Only the lines from the one containing "Give me a plain-text" through the end of the material are to be echoed, each exactly as it appears.

■ **Items**:

|---|

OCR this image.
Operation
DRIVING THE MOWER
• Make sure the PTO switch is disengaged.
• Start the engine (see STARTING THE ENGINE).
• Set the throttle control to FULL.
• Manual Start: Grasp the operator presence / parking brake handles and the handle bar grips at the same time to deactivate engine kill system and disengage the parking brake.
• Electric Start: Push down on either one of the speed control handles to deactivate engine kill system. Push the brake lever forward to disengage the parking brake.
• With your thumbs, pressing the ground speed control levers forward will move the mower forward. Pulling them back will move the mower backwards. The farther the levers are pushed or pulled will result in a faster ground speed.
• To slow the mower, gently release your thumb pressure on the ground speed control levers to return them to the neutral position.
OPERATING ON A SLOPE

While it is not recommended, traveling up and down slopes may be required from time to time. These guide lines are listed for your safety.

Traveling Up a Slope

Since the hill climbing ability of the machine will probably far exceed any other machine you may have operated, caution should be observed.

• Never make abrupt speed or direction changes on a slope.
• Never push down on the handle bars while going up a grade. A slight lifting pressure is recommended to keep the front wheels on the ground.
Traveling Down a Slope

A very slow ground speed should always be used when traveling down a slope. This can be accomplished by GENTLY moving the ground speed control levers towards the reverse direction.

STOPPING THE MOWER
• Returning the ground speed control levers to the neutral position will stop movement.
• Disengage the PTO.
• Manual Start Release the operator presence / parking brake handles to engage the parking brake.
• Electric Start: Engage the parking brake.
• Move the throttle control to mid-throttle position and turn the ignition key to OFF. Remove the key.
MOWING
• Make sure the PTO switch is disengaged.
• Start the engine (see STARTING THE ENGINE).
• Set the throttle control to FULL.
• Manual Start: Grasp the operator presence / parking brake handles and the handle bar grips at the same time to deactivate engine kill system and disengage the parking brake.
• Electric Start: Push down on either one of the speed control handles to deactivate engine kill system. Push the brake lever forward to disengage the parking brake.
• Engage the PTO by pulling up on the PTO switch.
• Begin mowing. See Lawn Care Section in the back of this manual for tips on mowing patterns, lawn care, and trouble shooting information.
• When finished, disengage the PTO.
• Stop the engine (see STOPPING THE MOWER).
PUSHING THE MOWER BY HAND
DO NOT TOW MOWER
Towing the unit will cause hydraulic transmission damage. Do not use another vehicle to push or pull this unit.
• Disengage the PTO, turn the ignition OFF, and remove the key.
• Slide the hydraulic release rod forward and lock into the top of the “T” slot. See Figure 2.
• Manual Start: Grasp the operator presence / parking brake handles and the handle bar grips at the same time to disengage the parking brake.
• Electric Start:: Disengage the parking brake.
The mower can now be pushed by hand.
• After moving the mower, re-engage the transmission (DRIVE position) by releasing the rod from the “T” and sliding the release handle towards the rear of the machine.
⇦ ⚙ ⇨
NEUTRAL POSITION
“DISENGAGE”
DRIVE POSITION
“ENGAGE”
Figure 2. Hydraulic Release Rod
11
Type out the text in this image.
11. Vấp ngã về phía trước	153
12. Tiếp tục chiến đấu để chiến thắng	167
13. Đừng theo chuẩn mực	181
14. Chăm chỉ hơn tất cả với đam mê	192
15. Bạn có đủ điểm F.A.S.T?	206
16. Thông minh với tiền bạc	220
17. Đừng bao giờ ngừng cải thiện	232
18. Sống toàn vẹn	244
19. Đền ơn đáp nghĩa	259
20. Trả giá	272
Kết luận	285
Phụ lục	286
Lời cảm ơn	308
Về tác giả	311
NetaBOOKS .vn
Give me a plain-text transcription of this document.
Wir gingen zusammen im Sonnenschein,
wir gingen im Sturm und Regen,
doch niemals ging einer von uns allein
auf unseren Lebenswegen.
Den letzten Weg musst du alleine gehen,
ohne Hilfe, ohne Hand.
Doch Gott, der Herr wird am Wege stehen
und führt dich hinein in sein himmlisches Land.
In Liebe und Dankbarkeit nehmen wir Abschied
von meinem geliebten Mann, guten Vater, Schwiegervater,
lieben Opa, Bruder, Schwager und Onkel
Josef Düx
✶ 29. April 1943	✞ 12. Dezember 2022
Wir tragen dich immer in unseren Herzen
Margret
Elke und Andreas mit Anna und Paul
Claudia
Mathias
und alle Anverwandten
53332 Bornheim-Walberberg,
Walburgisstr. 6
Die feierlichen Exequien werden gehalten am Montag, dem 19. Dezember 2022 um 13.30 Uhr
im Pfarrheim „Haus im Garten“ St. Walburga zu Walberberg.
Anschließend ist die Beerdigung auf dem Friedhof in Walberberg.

|---|

■ **Expected answer**:
Give me a plain-text transcription of this document.
Wir gingen zusammen im Sonnenschein,
wir gingen im Sturm und Regen,
doch niemals ging einer von uns allein
auf unseren Lebenswegen.
Den letzten Weg musst du alleine gehen,
ohne Hilfe, ohne Hand.
Doch Gott, der Herr wird am Wege stehen
und führt dich hinein in sein himmlisches Land.
In Liebe und Dankbarkeit nehmen wir Abschied
von meinem geliebten Mann, guten Vater, Schwiegervater,
lieben Opa, Bruder, Schwager und Onkel
Josef Düx
✶ 29. April 1943	✞ 12. Dezember 2022
Wir tragen dich immer in unseren Herzen
Margret
Elke und Andreas mit Anna und Paul
Claudia
Mathias
und alle Anverwandten
53332 Bornheim-Walberberg,
Walburgisstr. 6
Die feierlichen Exequien werden gehalten am Montag, dem 19. Dezember 2022 um 13.30 Uhr
im Pfarrheim „Haus im Garten“ St. Walburga zu Walberberg.
Anschließend ist die Beerdigung auf dem Friedhof in Walberberg.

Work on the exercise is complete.